**YOUR TASK**
Lines containing the word "friends" should be extracted in full.
┌─ DATA SUPPLIED
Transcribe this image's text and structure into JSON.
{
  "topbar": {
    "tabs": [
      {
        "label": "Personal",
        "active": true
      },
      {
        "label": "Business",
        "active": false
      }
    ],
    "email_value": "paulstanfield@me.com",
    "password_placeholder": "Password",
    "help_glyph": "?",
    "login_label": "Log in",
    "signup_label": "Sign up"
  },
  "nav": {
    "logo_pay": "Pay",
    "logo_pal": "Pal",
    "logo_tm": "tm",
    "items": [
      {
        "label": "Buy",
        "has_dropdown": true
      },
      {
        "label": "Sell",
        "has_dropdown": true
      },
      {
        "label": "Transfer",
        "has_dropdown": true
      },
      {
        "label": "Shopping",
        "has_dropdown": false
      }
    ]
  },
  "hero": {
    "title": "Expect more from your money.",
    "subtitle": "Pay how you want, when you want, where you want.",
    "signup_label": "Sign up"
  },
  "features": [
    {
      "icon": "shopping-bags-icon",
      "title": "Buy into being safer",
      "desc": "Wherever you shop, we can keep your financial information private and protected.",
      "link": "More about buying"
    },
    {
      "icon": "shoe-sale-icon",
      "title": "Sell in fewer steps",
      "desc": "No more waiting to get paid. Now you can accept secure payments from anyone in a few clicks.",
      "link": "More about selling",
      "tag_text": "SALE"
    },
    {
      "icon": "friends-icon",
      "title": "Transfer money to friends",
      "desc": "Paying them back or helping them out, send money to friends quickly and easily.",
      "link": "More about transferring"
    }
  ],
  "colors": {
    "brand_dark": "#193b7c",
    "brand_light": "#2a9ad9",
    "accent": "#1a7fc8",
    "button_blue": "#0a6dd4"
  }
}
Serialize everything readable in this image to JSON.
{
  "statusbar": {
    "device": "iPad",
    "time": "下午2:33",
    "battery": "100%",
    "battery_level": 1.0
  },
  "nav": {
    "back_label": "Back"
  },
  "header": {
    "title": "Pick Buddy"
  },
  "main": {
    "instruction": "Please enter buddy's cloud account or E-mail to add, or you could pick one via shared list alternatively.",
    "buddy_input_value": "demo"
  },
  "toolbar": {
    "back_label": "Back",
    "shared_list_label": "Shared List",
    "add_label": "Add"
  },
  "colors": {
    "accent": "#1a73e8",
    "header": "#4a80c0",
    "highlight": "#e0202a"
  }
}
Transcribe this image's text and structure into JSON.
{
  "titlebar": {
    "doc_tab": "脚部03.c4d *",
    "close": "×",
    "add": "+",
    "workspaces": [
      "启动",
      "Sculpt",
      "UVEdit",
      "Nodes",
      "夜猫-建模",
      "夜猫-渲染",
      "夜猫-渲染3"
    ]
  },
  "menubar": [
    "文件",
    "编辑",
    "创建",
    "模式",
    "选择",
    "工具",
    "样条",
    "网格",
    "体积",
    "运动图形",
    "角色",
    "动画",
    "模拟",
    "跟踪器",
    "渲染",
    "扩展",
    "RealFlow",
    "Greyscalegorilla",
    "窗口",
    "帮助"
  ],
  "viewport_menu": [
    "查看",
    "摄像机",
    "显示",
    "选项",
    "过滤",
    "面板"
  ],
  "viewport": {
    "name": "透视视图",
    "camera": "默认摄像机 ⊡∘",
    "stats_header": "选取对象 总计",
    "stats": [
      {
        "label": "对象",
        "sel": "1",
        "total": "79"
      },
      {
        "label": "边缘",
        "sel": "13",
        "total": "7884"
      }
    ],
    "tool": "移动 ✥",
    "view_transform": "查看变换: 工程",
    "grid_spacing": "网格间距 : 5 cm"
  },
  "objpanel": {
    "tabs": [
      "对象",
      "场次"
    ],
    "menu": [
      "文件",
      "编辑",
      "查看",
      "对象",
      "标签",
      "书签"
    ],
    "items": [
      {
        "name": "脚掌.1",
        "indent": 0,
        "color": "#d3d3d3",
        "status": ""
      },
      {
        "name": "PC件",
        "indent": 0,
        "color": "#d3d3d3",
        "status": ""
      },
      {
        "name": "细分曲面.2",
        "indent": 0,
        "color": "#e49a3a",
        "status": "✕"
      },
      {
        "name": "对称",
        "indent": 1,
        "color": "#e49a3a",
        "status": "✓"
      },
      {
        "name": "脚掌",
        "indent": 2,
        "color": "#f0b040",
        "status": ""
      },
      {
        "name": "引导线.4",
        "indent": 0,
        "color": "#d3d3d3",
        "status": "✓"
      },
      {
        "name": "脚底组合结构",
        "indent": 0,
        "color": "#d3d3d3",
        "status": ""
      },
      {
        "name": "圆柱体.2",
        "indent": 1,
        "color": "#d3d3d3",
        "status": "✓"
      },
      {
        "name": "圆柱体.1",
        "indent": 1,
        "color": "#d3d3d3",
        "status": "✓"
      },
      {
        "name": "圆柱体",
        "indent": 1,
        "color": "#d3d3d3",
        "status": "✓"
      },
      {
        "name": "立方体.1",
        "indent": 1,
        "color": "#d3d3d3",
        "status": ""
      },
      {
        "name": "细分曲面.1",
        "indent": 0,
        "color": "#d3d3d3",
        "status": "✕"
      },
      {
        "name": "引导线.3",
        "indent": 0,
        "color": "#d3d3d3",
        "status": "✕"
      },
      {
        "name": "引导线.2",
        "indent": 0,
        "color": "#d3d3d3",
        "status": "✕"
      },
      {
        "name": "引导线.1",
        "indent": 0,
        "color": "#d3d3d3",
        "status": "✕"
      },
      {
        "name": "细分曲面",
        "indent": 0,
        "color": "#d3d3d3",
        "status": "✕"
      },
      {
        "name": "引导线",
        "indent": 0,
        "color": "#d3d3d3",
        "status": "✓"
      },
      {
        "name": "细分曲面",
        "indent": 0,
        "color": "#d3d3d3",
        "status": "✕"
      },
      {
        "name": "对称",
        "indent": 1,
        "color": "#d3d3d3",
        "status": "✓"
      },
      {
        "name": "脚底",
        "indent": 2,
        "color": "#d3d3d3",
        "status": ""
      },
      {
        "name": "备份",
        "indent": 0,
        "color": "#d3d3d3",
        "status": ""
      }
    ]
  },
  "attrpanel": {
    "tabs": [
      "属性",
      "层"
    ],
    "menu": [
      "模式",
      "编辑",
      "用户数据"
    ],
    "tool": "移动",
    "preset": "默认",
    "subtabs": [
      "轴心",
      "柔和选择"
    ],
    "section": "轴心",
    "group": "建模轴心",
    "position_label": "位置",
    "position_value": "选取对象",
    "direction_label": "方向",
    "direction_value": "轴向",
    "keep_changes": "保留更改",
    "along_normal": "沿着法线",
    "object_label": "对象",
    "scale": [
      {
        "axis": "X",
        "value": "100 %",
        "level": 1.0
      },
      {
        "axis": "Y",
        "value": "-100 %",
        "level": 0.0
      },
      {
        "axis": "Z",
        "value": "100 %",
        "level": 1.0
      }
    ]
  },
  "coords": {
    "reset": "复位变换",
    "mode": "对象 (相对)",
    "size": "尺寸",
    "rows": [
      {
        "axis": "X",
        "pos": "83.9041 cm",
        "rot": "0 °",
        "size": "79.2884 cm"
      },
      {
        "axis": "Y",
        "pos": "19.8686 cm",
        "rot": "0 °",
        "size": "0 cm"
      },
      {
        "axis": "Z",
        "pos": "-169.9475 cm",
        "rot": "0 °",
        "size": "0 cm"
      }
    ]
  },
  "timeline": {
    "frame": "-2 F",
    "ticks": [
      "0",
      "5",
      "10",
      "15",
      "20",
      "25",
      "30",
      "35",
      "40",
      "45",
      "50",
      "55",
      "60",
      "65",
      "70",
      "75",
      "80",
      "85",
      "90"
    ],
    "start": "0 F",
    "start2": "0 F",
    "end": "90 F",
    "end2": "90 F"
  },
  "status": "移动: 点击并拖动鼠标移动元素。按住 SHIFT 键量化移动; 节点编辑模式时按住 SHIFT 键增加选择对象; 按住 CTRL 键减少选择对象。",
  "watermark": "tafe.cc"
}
└─
**SOLVED PROBLEM**
      "icon": "friends-icon",
      "title": "Transfer money to friends",
      "desc": "Paying them back or helping them out, send money to friends quickly and easily.",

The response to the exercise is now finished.